Skip all pictures. Set down only the lines starting at the line containing "Output the underlying" and running to the end of the listing.

[Figure contents as structured data]

-------

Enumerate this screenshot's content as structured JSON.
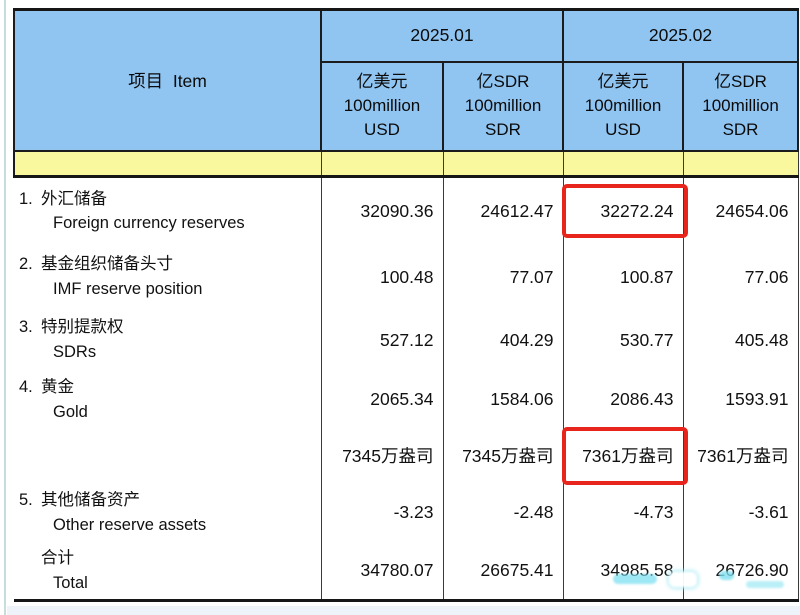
{
  "table": {
    "item_header": "项目  Item",
    "month_headers": [
      "2025.01",
      "2025.02"
    ],
    "unit_headers": [
      {
        "l1": "亿美元",
        "l2": "100million",
        "l3": "USD"
      },
      {
        "l1": "亿SDR",
        "l2": "100million",
        "l3": "SDR"
      },
      {
        "l1": "亿美元",
        "l2": "100million",
        "l3": "USD"
      },
      {
        "l1": "亿SDR",
        "l2": "100million",
        "l3": "SDR"
      }
    ],
    "rows": [
      {
        "num": "1.",
        "zh": "外汇储备",
        "en": "Foreign currency reserves",
        "v1": "32090.36",
        "v2": "24612.47",
        "v3": "32272.24",
        "v4": "24654.06"
      },
      {
        "num": "2.",
        "zh": "基金组织储备头寸",
        "en": "IMF reserve position",
        "v1": "100.48",
        "v2": "77.07",
        "v3": "100.87",
        "v4": "77.06"
      },
      {
        "num": "3.",
        "zh": "特别提款权",
        "en": "SDRs",
        "v1": "527.12",
        "v2": "404.29",
        "v3": "530.77",
        "v4": "405.48"
      },
      {
        "num": "4.",
        "zh": "黄金",
        "en": "Gold",
        "v1": "2065.34",
        "v2": "1584.06",
        "v3": "2086.43",
        "v4": "1593.91"
      },
      {
        "num": "",
        "zh": "",
        "en": "",
        "v1": "7345万盎司",
        "v2": "7345万盎司",
        "v3": "7361万盎司",
        "v4": "7361万盎司"
      },
      {
        "num": "5.",
        "zh": "其他储备资产",
        "en": "Other reserve assets",
        "v1": "-3.23",
        "v2": "-2.48",
        "v3": "-4.73",
        "v4": "-3.61"
      },
      {
        "num": "",
        "zh": "合计",
        "en": "Total",
        "v1": "34780.07",
        "v2": "26675.41",
        "v3": "34985.58",
        "v4": "26726.90"
      }
    ],
    "annotations": {
      "highlighted_values": [
        "32272.24",
        "7361万盎司"
      ],
      "highlight_color": "#e8251d",
      "smudge_color": "#7ddff0"
    },
    "colors": {
      "header_blue": "#90c5f2",
      "band_yellow": "#faf89e",
      "border_dark": "#161616"
    }
  }
}
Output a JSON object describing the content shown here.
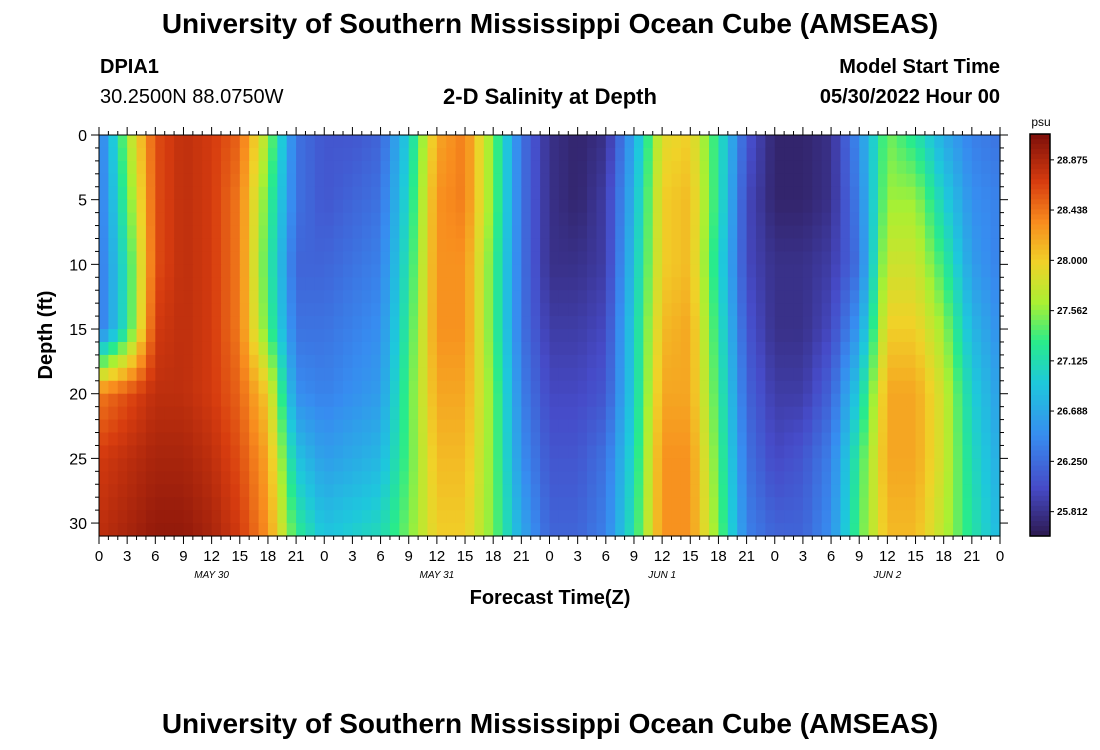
{
  "header": {
    "title": "University of Southern Mississippi Ocean Cube (AMSEAS)",
    "station_id": "DPIA1",
    "station_coords": "30.2500N  88.0750W",
    "plot_title": "2-D Salinity at Depth",
    "model_start_label": "Model Start Time",
    "model_start_value": "05/30/2022 Hour 00"
  },
  "footer": {
    "title": "University of Southern Mississippi Ocean Cube (AMSEAS)"
  },
  "chart_data": {
    "type": "heatmap",
    "title": "2-D Salinity at Depth",
    "xlabel": "Forecast Time(Z)",
    "ylabel": "Depth (ft)",
    "x_unit": "hours since 05/30/2022 00Z",
    "xlim": [
      0,
      96
    ],
    "ylim": [
      31,
      0
    ],
    "x_tick_values": [
      0,
      3,
      6,
      9,
      12,
      15,
      18,
      21,
      24,
      27,
      30,
      33,
      36,
      39,
      42,
      45,
      48,
      51,
      54,
      57,
      60,
      63,
      66,
      69,
      72,
      75,
      78,
      81,
      84,
      87,
      90,
      93,
      96
    ],
    "x_tick_labels": [
      "0",
      "3",
      "6",
      "9",
      "12",
      "15",
      "18",
      "21",
      "0",
      "3",
      "6",
      "9",
      "12",
      "15",
      "18",
      "21",
      "0",
      "3",
      "6",
      "9",
      "12",
      "15",
      "18",
      "21",
      "0",
      "3",
      "6",
      "9",
      "12",
      "15",
      "18",
      "21",
      "0"
    ],
    "day_labels": [
      {
        "hour": 12,
        "label": "MAY 30"
      },
      {
        "hour": 36,
        "label": "MAY 31"
      },
      {
        "hour": 60,
        "label": "JUN 1"
      },
      {
        "hour": 84,
        "label": "JUN 2"
      }
    ],
    "y_ticks": [
      0,
      5,
      10,
      15,
      20,
      25,
      30
    ],
    "colorbar": {
      "unit": "psu",
      "min": 25.6,
      "max": 29.1,
      "tick_values": [
        28.875,
        28.438,
        28.0,
        27.562,
        27.125,
        26.688,
        26.25,
        25.812
      ],
      "tick_labels": [
        "28.875",
        "28.438",
        "28.000",
        "27.562",
        "27.125",
        "26.688",
        "26.250",
        "25.812"
      ]
    },
    "depth_levels_ft": [
      0,
      5,
      10,
      15,
      20,
      25,
      31
    ],
    "hours": [
      0,
      3,
      6,
      9,
      12,
      15,
      18,
      21,
      24,
      27,
      30,
      33,
      36,
      39,
      42,
      45,
      48,
      51,
      54,
      57,
      60,
      63,
      66,
      69,
      72,
      75,
      78,
      81,
      84,
      87,
      90,
      93,
      96
    ],
    "salinity_psu": [
      [
        26.3,
        27.6,
        28.6,
        28.8,
        28.7,
        28.5,
        27.6,
        26.3,
        26.1,
        26.1,
        26.2,
        27.0,
        28.2,
        28.4,
        27.5,
        26.3,
        25.8,
        25.7,
        25.8,
        26.7,
        27.9,
        28.0,
        27.2,
        26.1,
        25.7,
        25.7,
        25.8,
        26.5,
        27.5,
        27.2,
        26.7,
        26.4,
        26.3
      ],
      [
        26.3,
        27.4,
        28.6,
        28.8,
        28.7,
        28.4,
        27.4,
        26.3,
        26.1,
        26.2,
        26.3,
        27.1,
        28.3,
        28.4,
        27.5,
        26.3,
        25.8,
        25.7,
        25.9,
        26.8,
        28.0,
        28.1,
        27.2,
        26.0,
        25.7,
        25.7,
        25.8,
        26.4,
        27.6,
        27.6,
        27.0,
        26.5,
        26.4
      ],
      [
        26.3,
        27.2,
        28.6,
        28.8,
        28.7,
        28.4,
        27.3,
        26.2,
        26.2,
        26.3,
        26.4,
        27.2,
        28.3,
        28.3,
        27.4,
        26.3,
        25.8,
        25.8,
        25.9,
        26.9,
        28.0,
        28.1,
        27.1,
        26.0,
        25.8,
        25.8,
        25.9,
        26.3,
        27.8,
        27.8,
        27.3,
        26.6,
        26.4
      ],
      [
        26.3,
        27.2,
        28.7,
        28.8,
        28.7,
        28.4,
        27.4,
        26.3,
        26.3,
        26.4,
        26.5,
        27.3,
        28.3,
        28.3,
        27.4,
        26.3,
        25.9,
        25.9,
        26.0,
        27.0,
        28.1,
        28.2,
        27.2,
        26.1,
        25.8,
        25.8,
        26.0,
        26.6,
        28.0,
        28.0,
        27.6,
        26.8,
        26.5
      ],
      [
        28.4,
        28.6,
        28.8,
        28.8,
        28.7,
        28.5,
        28.0,
        26.5,
        26.4,
        26.5,
        26.6,
        27.4,
        28.2,
        28.2,
        27.5,
        26.4,
        26.0,
        26.0,
        26.1,
        27.0,
        28.2,
        28.2,
        27.3,
        26.2,
        25.9,
        25.9,
        26.2,
        27.0,
        28.2,
        28.2,
        27.8,
        27.0,
        26.6
      ],
      [
        28.7,
        28.8,
        28.9,
        28.9,
        28.8,
        28.6,
        28.2,
        26.9,
        26.6,
        26.7,
        26.8,
        27.4,
        28.1,
        28.1,
        27.5,
        26.5,
        26.1,
        26.1,
        26.3,
        27.1,
        28.3,
        28.3,
        27.4,
        26.3,
        26.0,
        26.1,
        26.4,
        27.3,
        28.2,
        28.2,
        27.8,
        27.1,
        26.7
      ],
      [
        28.8,
        28.9,
        29.0,
        29.0,
        28.9,
        28.7,
        28.3,
        27.3,
        26.9,
        27.0,
        27.1,
        27.5,
        28.0,
        28.0,
        27.5,
        26.7,
        26.2,
        26.2,
        26.4,
        27.2,
        28.3,
        28.3,
        27.5,
        26.4,
        26.2,
        26.2,
        26.5,
        27.4,
        28.1,
        28.1,
        27.7,
        27.2,
        26.8
      ]
    ]
  }
}
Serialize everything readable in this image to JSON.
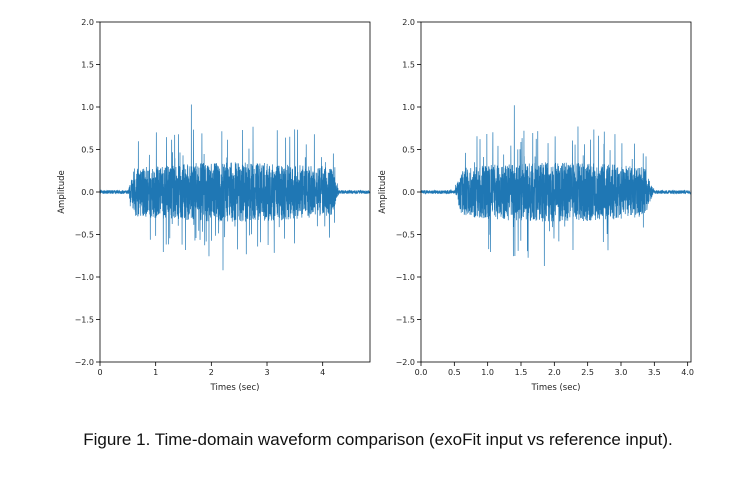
{
  "caption": "Figure 1. Time-domain waveform comparison (exoFit input vs reference input).",
  "colors": {
    "series": "#1f77b4",
    "axes": "#000000"
  },
  "chart_data": [
    {
      "type": "line",
      "title": "",
      "xlabel": "Times (sec)",
      "ylabel": "Amplitude",
      "xlim": [
        0,
        4.85
      ],
      "ylim": [
        -2.0,
        2.0
      ],
      "xticks": [
        0,
        1,
        2,
        3,
        4
      ],
      "xtick_labels": [
        "0",
        "1",
        "2",
        "3",
        "4"
      ],
      "yticks": [
        -2.0,
        -1.5,
        -1.0,
        -0.5,
        0.0,
        0.5,
        1.0,
        1.5,
        2.0
      ],
      "ytick_labels": [
        "−2.0",
        "−1.5",
        "−1.0",
        "−0.5",
        "0.0",
        "0.5",
        "1.0",
        "1.5",
        "2.0"
      ],
      "grid": false,
      "series": [
        {
          "color": "#1f77b4",
          "waveform": {
            "duration": 4.85,
            "active_start": 0.5,
            "active_end": 4.3,
            "typical_amplitude": 0.25,
            "peak_max": 1.03,
            "peak_min": -0.92,
            "noise_floor": 0.015
          }
        }
      ]
    },
    {
      "type": "line",
      "title": "",
      "xlabel": "Times (sec)",
      "ylabel": "Amplitude",
      "xlim": [
        0,
        4.05
      ],
      "ylim": [
        -2.0,
        2.0
      ],
      "xticks": [
        0.0,
        0.5,
        1.0,
        1.5,
        2.0,
        2.5,
        3.0,
        3.5,
        4.0
      ],
      "xtick_labels": [
        "0.0",
        "0.5",
        "1.0",
        "1.5",
        "2.0",
        "2.5",
        "3.0",
        "3.5",
        "4.0"
      ],
      "yticks": [
        -2.0,
        -1.5,
        -1.0,
        -0.5,
        0.0,
        0.5,
        1.0,
        1.5,
        2.0
      ],
      "ytick_labels": [
        "−2.0",
        "−1.5",
        "−1.0",
        "−0.5",
        "0.0",
        "0.5",
        "1.0",
        "1.5",
        "2.0"
      ],
      "grid": false,
      "series": [
        {
          "color": "#1f77b4",
          "waveform": {
            "duration": 4.05,
            "active_start": 0.5,
            "active_end": 3.5,
            "typical_amplitude": 0.25,
            "peak_max": 1.02,
            "peak_min": -0.87,
            "noise_floor": 0.015
          }
        }
      ]
    }
  ]
}
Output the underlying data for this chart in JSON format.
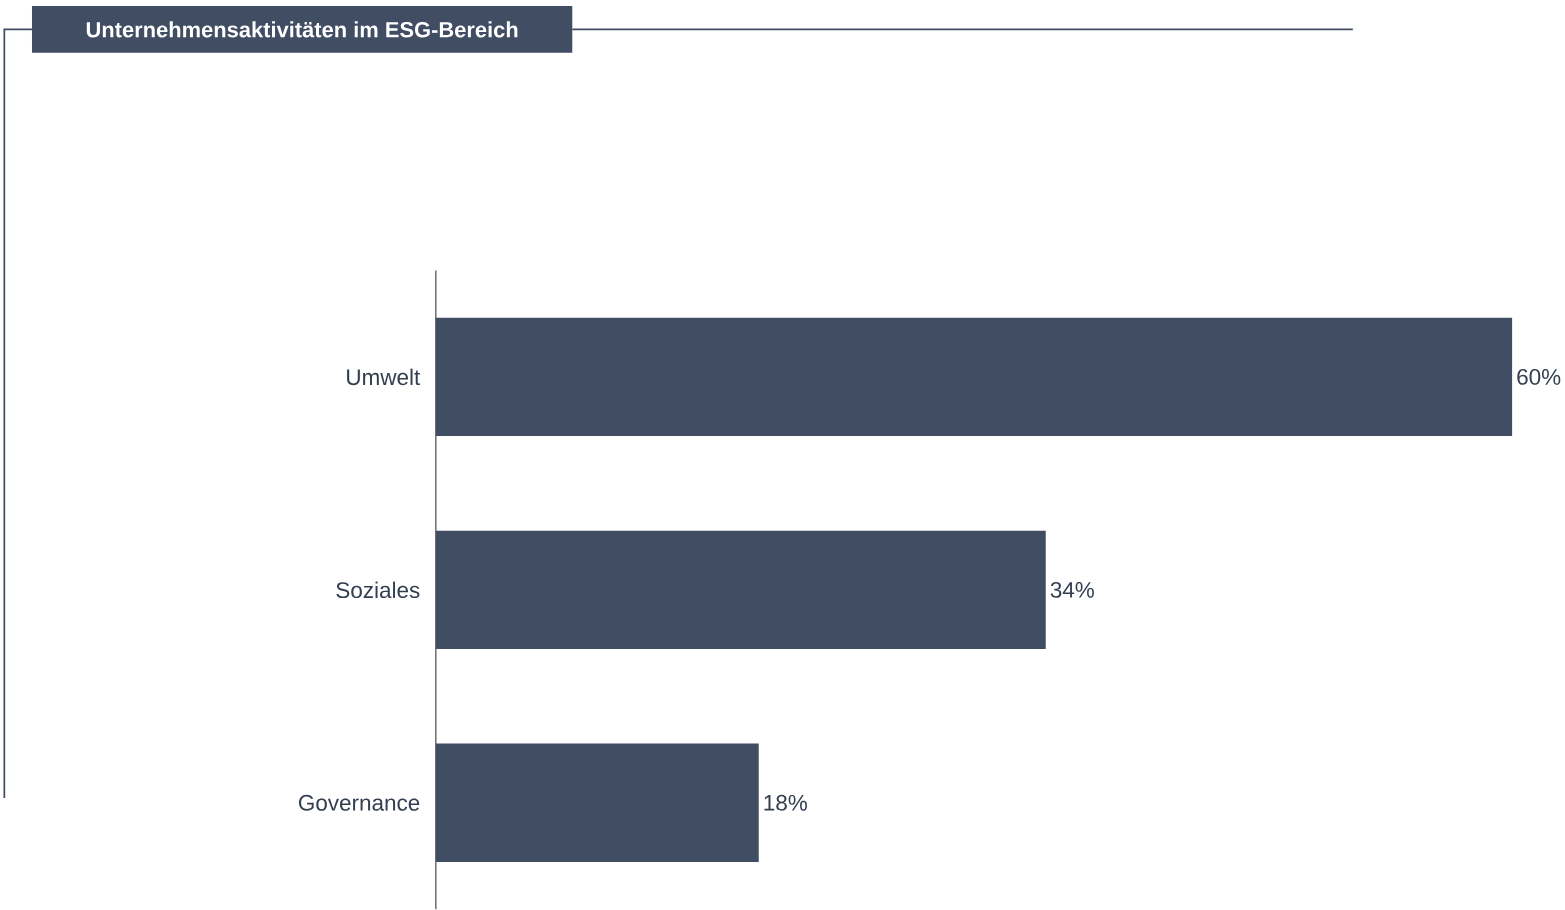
{
  "chart_data": {
    "type": "bar",
    "orientation": "horizontal",
    "title": "Unternehmensaktivitäten im ESG-Bereich",
    "categories": [
      "Umwelt",
      "Soziales",
      "Governance"
    ],
    "values": [
      60,
      34,
      18
    ],
    "value_labels": [
      "60%",
      "34%",
      "18%"
    ],
    "color": "#414d63"
  }
}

-------

FINISHED EXERCISE:
Output the underlying data for this chart in JSON format.
{
  "chart_data": {
    "type": "bar",
    "orientation": "horizontal",
    "title": "Unternehmensaktivitäten im ESG-Bereich",
    "categories": [
      "Umwelt",
      "Soziales",
      "Governance"
    ],
    "values": [
      60,
      34,
      18
    ],
    "value_labels": [
      "60%",
      "34%",
      "18%"
    ],
    "color": "#414d63"
  }
}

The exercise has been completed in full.